An exact copy of every record is needed.

===== Materials provided

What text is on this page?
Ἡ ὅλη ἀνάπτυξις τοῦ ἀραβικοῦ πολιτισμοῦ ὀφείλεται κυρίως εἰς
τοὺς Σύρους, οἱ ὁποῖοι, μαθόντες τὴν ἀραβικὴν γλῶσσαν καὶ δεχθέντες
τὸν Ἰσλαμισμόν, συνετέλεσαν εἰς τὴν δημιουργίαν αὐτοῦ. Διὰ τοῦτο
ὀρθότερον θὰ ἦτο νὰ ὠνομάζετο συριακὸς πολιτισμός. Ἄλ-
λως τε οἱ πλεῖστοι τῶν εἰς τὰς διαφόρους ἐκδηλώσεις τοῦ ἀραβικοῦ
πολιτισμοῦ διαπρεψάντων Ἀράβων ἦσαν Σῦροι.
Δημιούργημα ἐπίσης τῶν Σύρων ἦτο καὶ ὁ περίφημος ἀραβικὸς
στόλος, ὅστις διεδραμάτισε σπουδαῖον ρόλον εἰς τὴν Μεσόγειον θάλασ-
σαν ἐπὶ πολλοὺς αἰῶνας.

==========

### Complete output
What text is on this page?
Ἡ ὅλη ἀνάπτυξις τοῦ ἀραβικοῦ πολιτισμοῦ ὀφείλεται κυρίως εἰς
τοὺς Σύρους, οἱ ὁποῖοι, μαθόντες τὴν ἀραβικὴν γλῶσσαν καὶ δεχθέντες
τὸν Ἰσλαμισμόν, συνετέλεσαν εἰς τὴν δημιουργίαν αὐτοῦ. Διὰ τοῦτο
ὀρθότερον θὰ ἦτο νὰ ὠνομάζετο συριακὸς πολιτισμός. Ἄλ-
λως τε οἱ πλεῖστοι τῶν εἰς τὰς διαφόρους ἐκδηλώσεις τοῦ ἀραβικοῦ
πολιτισμοῦ διαπρεψάντων Ἀράβων ἦσαν Σῦροι.
Δημιούργημα ἐπίσης τῶν Σύρων ἦτο καὶ ὁ περίφημος ἀραβικὸς
στόλος, ὅστις διεδραμάτισε σπουδαῖον ρόλον εἰς τὴν Μεσόγειον θάλασ-
σαν ἐπὶ πολλοὺς αἰῶνας.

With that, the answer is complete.